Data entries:
------------------------------
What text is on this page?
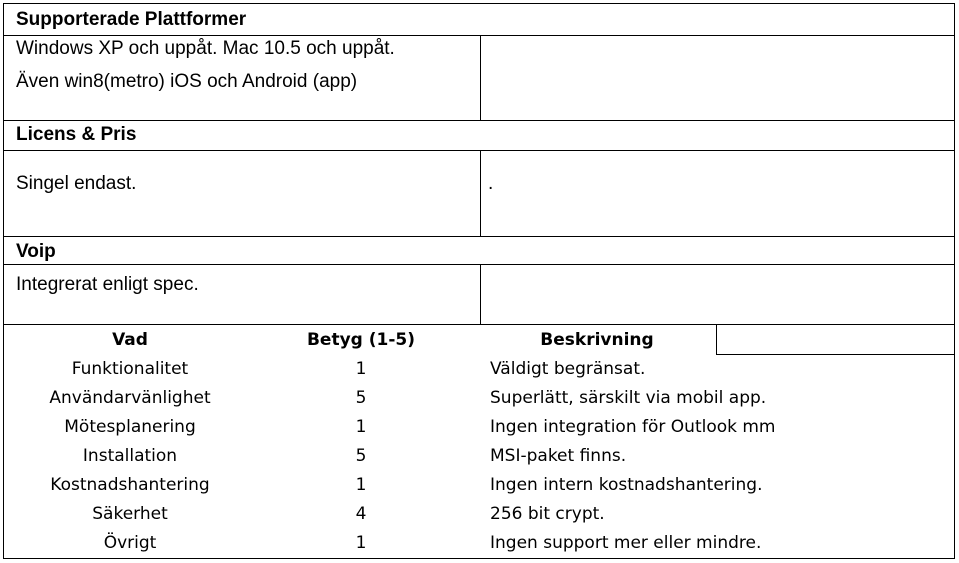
Supporterade Plattformer
Windows XP och uppåt. Mac 10.5 och uppåt.
Även win8(metro) iOS och Android (app)
Licens & Pris
Singel endast.	.
Voip
Integrerat enligt spec.
Vad	Betyg (1-5)	Beskrivning
Funktionalitet	1	Väldigt begränsat.
Användarvänlighet	5	Superlätt, särskilt via mobil app.
Mötesplanering	1	Ingen integration för Outlook mm
Installation	5	MSI-paket finns.
Kostnadshantering	1	Ingen intern kostnadshantering.
Säkerhet	4	256 bit crypt.
Övrigt	1	Ingen support mer eller mindre.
------------------------------
▶ [GOAL]
Every entry above should be duplicated exactly. Do not include the images.

▶ [ANSWER TO THIS PROBLEM]
What text is on this page?
Supporterade Plattformer
Windows XP och uppåt. Mac 10.5 och uppåt.
Även win8(metro) iOS och Android (app)
Licens & Pris
Singel endast.	.
Voip
Integrerat enligt spec.
Vad	Betyg (1-5)	Beskrivning
Funktionalitet	1	Väldigt begränsat.
Användarvänlighet	5	Superlätt, särskilt via mobil app.
Mötesplanering	1	Ingen integration för Outlook mm
Installation	5	MSI-paket finns.
Kostnadshantering	1	Ingen intern kostnadshantering.
Säkerhet	4	256 bit crypt.
Övrigt	1	Ingen support mer eller mindre.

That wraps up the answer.